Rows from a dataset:
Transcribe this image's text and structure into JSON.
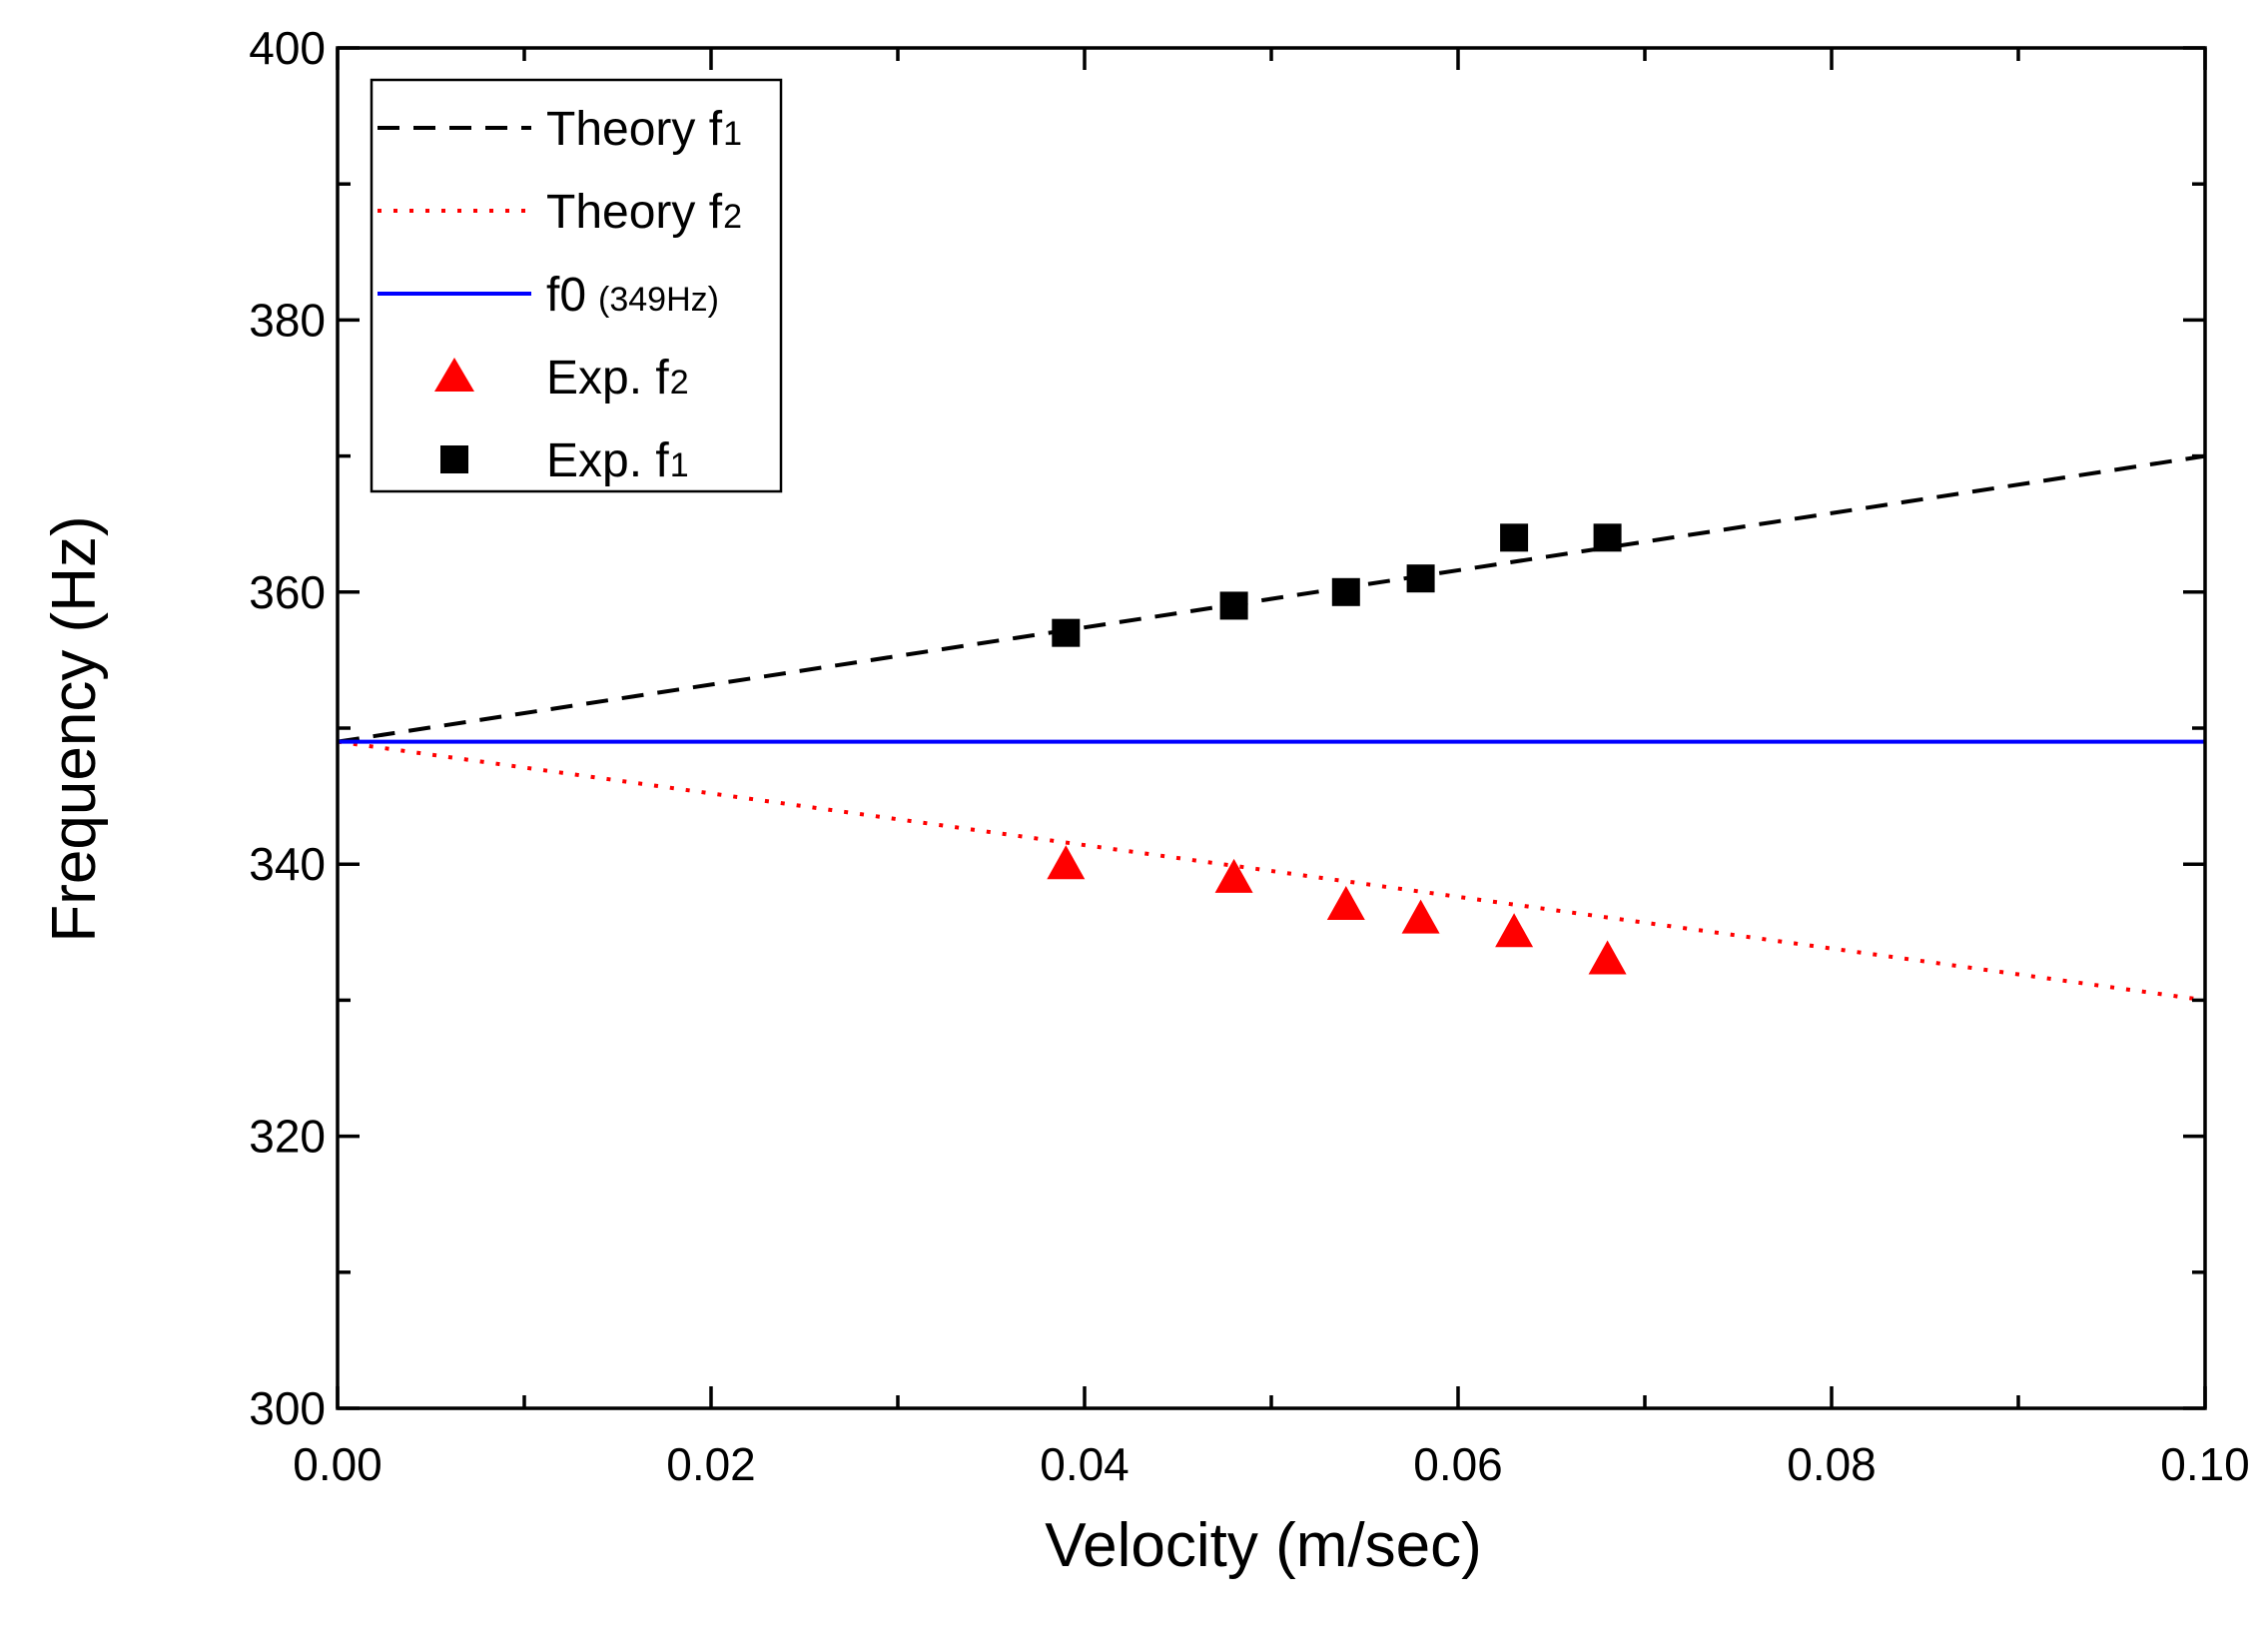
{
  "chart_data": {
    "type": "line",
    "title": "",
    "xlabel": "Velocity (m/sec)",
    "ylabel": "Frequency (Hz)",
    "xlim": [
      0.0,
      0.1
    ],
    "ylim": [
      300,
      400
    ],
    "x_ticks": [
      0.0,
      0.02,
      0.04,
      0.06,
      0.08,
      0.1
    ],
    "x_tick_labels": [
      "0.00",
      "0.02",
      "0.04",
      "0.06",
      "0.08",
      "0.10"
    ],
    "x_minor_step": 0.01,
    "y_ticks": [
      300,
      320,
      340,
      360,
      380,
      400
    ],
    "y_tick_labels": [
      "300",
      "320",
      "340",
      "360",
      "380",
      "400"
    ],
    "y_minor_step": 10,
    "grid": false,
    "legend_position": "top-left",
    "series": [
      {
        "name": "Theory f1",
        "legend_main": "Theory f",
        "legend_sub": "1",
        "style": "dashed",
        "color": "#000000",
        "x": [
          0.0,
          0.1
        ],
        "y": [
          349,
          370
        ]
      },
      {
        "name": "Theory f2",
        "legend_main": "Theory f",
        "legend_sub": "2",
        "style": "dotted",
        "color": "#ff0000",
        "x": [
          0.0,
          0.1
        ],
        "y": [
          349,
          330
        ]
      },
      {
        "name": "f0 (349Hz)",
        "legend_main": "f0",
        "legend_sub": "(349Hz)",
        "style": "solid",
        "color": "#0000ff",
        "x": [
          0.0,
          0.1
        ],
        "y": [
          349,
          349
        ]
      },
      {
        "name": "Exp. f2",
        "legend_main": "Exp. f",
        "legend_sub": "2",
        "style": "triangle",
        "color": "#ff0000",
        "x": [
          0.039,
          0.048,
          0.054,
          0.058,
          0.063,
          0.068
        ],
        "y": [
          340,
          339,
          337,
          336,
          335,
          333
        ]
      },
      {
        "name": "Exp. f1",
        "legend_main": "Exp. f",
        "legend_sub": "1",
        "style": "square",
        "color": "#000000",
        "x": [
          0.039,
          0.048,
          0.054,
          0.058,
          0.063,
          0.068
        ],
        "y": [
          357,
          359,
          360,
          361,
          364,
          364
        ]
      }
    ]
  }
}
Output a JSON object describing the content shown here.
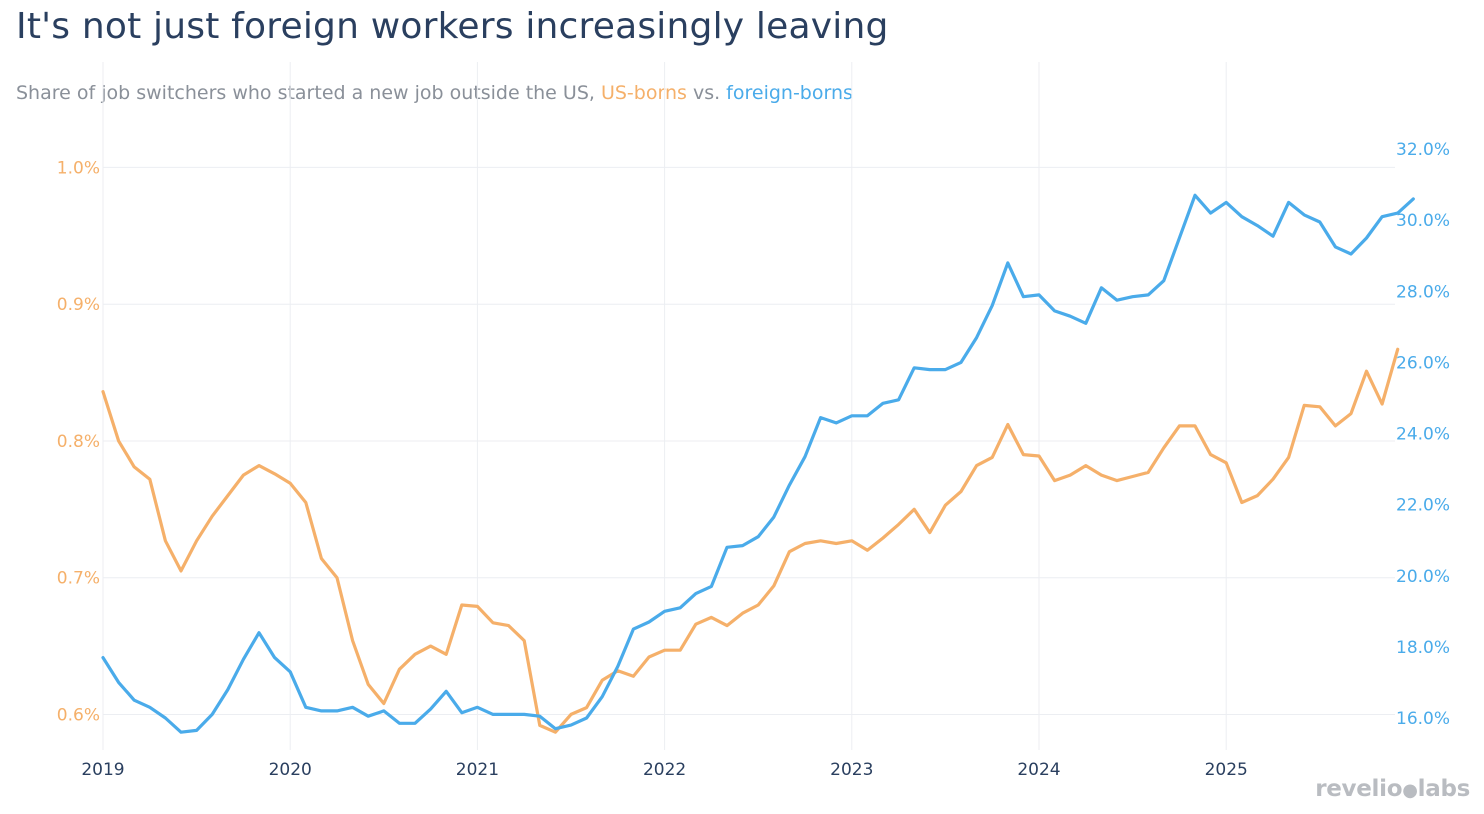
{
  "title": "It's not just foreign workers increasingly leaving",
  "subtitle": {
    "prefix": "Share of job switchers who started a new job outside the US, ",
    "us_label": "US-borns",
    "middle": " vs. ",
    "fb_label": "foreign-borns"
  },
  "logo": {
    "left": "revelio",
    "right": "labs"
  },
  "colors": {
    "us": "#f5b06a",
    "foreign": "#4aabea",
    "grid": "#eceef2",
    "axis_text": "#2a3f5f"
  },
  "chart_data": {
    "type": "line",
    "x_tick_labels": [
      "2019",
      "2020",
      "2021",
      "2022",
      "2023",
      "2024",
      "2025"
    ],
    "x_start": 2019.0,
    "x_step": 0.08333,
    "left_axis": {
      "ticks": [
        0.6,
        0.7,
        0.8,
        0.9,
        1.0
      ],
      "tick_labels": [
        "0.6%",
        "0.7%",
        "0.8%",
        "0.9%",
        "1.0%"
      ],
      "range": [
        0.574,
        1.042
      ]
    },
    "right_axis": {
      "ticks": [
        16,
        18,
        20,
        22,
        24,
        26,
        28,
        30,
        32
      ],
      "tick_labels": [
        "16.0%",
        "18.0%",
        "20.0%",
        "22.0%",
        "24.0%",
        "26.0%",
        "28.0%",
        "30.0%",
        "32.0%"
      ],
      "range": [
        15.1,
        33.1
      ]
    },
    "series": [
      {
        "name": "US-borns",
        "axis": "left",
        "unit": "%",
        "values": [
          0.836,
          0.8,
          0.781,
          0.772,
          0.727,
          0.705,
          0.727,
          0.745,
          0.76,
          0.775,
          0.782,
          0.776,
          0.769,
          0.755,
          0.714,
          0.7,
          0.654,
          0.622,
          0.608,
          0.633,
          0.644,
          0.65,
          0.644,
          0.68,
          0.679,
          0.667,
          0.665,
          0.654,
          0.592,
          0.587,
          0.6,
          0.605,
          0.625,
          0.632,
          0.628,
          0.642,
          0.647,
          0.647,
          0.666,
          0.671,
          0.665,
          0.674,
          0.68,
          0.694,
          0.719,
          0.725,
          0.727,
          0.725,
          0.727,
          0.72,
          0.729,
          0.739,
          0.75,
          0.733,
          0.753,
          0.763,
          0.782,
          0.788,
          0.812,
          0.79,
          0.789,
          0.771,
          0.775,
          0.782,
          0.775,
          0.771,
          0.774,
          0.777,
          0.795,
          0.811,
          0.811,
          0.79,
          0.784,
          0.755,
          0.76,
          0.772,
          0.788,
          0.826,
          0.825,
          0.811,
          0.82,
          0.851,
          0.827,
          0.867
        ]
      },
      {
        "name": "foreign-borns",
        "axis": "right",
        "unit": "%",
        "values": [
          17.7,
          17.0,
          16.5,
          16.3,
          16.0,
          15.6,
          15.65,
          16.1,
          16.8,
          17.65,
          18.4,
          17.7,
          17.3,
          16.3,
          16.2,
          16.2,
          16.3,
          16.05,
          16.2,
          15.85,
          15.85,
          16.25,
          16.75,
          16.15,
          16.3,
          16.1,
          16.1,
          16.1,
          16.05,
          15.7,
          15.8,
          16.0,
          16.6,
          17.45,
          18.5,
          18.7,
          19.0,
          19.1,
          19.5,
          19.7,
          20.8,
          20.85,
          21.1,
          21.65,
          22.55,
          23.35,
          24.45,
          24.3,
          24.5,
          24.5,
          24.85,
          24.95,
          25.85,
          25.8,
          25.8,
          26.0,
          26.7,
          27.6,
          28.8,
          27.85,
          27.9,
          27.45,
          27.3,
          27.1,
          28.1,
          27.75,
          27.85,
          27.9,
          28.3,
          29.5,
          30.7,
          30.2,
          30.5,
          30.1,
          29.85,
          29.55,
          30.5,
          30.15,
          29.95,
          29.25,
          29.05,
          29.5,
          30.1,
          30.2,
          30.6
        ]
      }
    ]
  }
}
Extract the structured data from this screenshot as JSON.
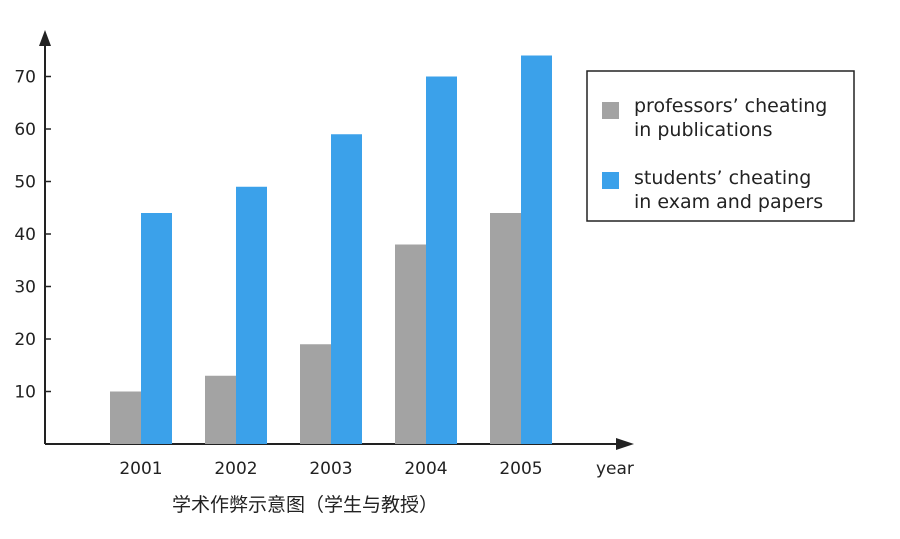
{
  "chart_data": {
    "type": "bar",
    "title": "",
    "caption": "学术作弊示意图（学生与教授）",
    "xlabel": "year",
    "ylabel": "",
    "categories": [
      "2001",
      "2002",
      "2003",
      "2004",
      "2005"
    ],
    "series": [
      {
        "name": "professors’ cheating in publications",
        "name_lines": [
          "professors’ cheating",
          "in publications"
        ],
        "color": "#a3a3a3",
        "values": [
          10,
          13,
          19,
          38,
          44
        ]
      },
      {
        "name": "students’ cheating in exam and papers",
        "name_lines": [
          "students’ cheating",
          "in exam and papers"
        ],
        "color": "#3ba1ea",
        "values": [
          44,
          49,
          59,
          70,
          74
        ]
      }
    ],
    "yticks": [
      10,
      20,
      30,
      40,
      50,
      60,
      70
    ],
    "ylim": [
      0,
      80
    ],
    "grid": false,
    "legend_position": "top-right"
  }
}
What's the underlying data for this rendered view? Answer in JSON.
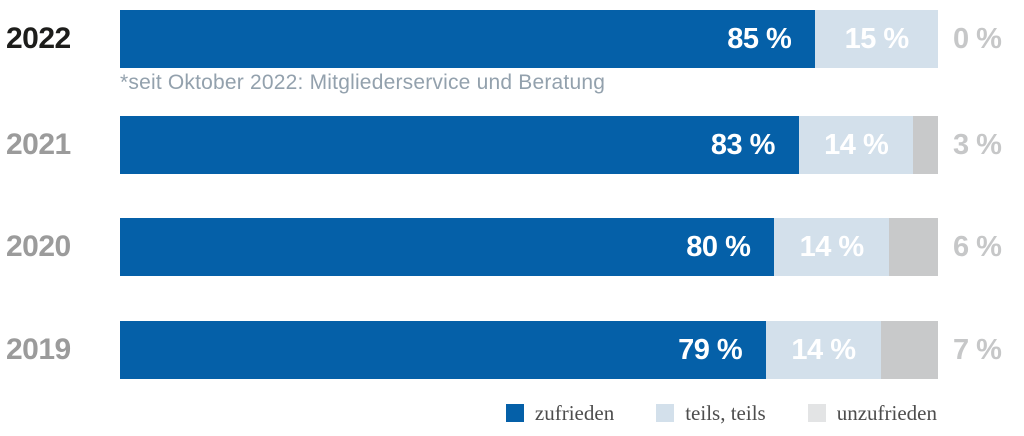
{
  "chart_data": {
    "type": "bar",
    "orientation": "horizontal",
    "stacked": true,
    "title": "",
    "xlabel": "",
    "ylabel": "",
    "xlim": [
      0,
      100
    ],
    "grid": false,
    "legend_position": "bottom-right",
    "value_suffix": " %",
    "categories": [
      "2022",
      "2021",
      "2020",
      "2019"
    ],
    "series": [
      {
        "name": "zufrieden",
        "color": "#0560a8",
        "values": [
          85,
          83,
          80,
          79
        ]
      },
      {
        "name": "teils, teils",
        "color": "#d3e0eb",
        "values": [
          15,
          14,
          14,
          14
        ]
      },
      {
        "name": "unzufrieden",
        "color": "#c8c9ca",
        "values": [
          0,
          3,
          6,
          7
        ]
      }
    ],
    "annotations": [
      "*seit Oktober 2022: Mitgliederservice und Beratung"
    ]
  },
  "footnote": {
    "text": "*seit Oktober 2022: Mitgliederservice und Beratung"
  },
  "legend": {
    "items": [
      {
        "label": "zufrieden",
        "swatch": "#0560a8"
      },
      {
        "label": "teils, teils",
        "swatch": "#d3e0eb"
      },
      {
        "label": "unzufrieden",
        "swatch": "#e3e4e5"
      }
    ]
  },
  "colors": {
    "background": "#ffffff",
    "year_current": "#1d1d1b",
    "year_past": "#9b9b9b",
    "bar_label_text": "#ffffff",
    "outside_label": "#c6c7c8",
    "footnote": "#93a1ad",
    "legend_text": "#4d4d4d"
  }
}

(What you are asked to do)
Pick out the lines that have the word "ffffff". Copy them all.

(Written solution)
    "background": "#ffffff",
    "bar_label_text": "#ffffff",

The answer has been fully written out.